— What you should do —
Return each line containing "Контроллер".

— Dataset extract —
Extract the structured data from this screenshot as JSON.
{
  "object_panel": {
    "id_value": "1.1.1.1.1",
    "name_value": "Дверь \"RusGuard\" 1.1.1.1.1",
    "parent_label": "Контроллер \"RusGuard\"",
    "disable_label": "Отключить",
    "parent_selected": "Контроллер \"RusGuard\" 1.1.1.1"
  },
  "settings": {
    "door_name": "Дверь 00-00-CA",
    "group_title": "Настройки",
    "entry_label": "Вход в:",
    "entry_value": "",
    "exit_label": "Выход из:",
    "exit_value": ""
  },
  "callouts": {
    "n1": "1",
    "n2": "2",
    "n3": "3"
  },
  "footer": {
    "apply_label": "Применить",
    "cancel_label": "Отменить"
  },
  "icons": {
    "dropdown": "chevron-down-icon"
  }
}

— Output for this exercise —
    "parent_label": "Контроллер \"RusGuard\"",
    "parent_selected": "Контроллер \"RusGuard\" 1.1.1.1"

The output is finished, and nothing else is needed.